(Records)
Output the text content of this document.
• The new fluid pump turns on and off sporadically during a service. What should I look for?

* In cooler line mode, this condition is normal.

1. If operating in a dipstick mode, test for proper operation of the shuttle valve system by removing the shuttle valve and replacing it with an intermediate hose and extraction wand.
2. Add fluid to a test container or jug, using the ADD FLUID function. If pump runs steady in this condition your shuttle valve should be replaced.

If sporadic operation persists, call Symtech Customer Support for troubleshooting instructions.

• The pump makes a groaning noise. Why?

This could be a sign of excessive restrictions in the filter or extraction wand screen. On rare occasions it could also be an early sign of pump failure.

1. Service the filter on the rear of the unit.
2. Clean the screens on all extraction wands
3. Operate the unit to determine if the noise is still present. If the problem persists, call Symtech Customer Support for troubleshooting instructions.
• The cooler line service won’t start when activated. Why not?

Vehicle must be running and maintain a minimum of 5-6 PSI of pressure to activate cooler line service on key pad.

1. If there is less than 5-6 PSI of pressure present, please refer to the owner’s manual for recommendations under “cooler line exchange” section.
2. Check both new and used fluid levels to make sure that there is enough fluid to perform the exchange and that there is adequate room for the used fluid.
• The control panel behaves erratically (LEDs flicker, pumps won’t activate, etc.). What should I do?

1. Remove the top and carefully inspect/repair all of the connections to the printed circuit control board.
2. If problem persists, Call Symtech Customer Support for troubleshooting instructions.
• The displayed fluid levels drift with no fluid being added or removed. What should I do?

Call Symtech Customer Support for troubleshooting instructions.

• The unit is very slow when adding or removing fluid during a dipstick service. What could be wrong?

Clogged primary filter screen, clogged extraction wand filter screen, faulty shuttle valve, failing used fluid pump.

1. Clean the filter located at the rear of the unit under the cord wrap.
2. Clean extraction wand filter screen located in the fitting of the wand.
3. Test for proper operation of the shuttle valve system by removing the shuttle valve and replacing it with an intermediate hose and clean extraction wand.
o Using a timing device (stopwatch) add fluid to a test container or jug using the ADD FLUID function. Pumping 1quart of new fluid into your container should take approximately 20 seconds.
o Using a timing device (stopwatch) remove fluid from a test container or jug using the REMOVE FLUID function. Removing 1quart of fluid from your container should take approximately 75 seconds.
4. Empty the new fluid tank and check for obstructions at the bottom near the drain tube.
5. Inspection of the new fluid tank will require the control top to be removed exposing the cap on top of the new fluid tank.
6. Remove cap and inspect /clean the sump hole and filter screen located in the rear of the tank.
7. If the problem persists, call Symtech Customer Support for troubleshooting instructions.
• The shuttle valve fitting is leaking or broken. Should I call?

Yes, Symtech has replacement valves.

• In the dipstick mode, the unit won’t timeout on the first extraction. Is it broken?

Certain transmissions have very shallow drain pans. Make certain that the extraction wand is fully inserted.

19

==

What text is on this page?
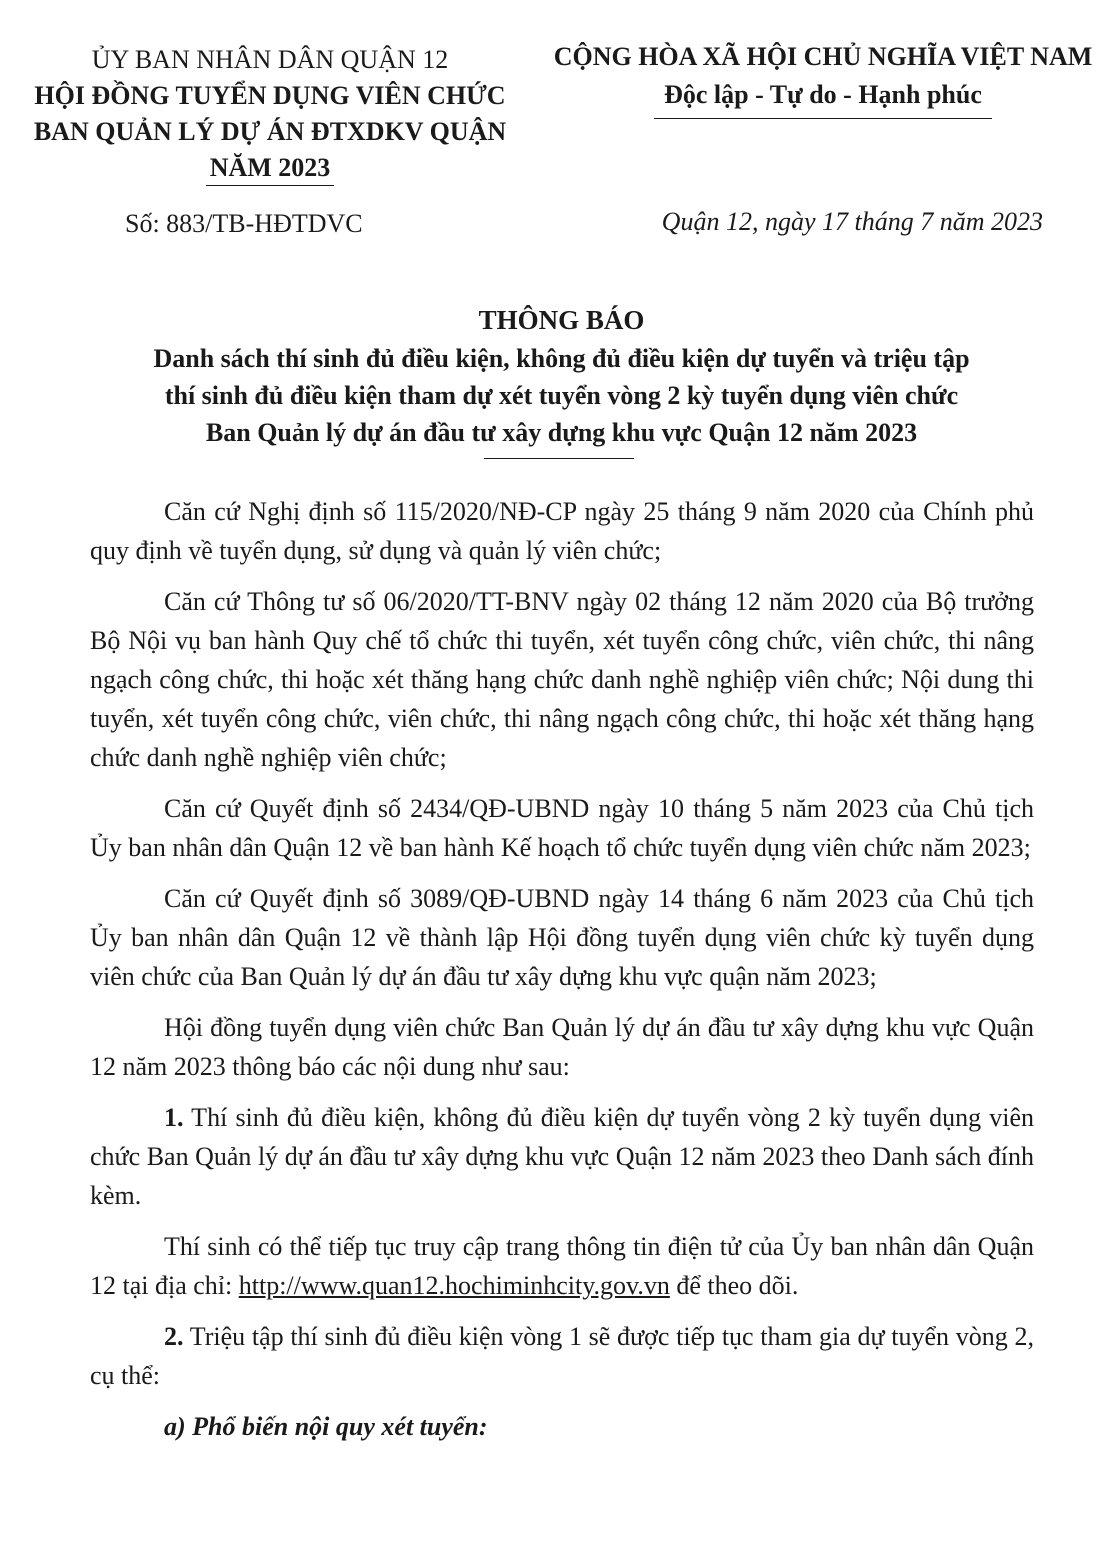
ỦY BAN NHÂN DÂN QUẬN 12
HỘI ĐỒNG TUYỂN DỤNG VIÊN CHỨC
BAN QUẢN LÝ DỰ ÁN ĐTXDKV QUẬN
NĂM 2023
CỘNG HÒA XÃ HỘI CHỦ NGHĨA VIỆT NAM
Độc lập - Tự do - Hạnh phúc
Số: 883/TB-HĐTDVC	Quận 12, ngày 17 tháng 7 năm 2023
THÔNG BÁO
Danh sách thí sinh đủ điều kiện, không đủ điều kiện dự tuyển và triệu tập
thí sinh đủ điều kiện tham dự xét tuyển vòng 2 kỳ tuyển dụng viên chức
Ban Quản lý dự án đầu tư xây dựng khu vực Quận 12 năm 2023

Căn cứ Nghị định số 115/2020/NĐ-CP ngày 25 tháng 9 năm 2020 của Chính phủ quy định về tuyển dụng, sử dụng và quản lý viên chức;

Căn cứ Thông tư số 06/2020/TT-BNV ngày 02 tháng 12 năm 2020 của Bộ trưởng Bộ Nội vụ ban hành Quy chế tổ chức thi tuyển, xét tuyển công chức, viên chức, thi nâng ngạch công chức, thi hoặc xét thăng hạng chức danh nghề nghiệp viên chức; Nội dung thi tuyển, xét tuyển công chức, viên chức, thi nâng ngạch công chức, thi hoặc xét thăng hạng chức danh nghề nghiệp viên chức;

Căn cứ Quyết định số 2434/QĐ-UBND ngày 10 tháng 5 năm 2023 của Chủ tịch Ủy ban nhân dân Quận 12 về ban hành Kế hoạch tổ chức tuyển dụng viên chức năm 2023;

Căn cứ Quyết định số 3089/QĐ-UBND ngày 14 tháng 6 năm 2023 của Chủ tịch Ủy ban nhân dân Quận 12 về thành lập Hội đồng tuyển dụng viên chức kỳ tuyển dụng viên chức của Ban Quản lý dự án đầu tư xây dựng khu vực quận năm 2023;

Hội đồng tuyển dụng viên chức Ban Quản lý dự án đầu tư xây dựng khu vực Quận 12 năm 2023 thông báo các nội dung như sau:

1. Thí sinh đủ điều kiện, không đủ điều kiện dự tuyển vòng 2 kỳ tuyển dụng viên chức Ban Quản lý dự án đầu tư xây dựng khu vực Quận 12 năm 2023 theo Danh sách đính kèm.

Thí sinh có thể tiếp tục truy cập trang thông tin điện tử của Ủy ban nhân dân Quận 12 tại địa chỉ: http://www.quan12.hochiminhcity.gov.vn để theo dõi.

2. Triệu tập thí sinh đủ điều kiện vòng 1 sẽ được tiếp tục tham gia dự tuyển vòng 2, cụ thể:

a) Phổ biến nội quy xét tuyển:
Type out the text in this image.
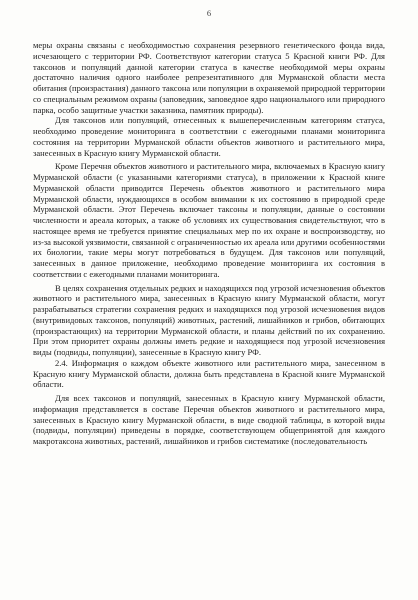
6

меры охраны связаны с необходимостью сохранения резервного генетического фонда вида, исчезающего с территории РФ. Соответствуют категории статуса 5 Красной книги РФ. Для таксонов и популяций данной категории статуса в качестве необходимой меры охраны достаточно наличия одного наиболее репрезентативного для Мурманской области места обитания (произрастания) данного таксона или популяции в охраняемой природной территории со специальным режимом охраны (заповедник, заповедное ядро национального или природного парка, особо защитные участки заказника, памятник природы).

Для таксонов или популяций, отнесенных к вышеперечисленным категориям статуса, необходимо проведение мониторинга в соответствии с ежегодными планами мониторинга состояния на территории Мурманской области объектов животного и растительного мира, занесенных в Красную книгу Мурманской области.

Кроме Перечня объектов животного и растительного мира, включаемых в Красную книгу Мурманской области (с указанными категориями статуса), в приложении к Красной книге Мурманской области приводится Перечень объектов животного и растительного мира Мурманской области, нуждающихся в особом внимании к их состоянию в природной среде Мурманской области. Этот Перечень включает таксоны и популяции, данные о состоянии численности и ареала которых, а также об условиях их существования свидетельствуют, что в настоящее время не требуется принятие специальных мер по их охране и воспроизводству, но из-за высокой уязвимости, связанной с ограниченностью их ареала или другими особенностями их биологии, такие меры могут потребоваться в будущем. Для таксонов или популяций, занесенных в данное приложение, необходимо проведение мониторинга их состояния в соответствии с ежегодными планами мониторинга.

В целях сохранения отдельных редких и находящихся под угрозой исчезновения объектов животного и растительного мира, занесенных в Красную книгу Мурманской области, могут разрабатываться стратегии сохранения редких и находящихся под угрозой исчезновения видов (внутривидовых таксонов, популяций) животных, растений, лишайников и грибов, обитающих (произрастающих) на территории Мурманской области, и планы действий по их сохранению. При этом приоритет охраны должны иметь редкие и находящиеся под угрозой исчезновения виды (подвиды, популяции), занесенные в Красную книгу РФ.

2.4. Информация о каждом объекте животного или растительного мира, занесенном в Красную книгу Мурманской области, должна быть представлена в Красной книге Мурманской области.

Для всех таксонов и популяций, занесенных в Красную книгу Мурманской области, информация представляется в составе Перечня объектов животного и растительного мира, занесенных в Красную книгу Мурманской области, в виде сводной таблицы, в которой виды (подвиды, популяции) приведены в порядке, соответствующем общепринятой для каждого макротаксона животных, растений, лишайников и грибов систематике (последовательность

WRITTEN EXERCISE:
Show every line of the listing in which the string "hose" can be found.

FINISHED TASK:
1. If operating in a dipstick mode, test for proper operation of the shuttle valve system by removing the shuttle valve and replacing it with an intermediate hose and extraction wand.
3. Test for proper operation of the shuttle valve system by removing the shuttle valve and replacing it with an intermediate hose and clean extraction wand.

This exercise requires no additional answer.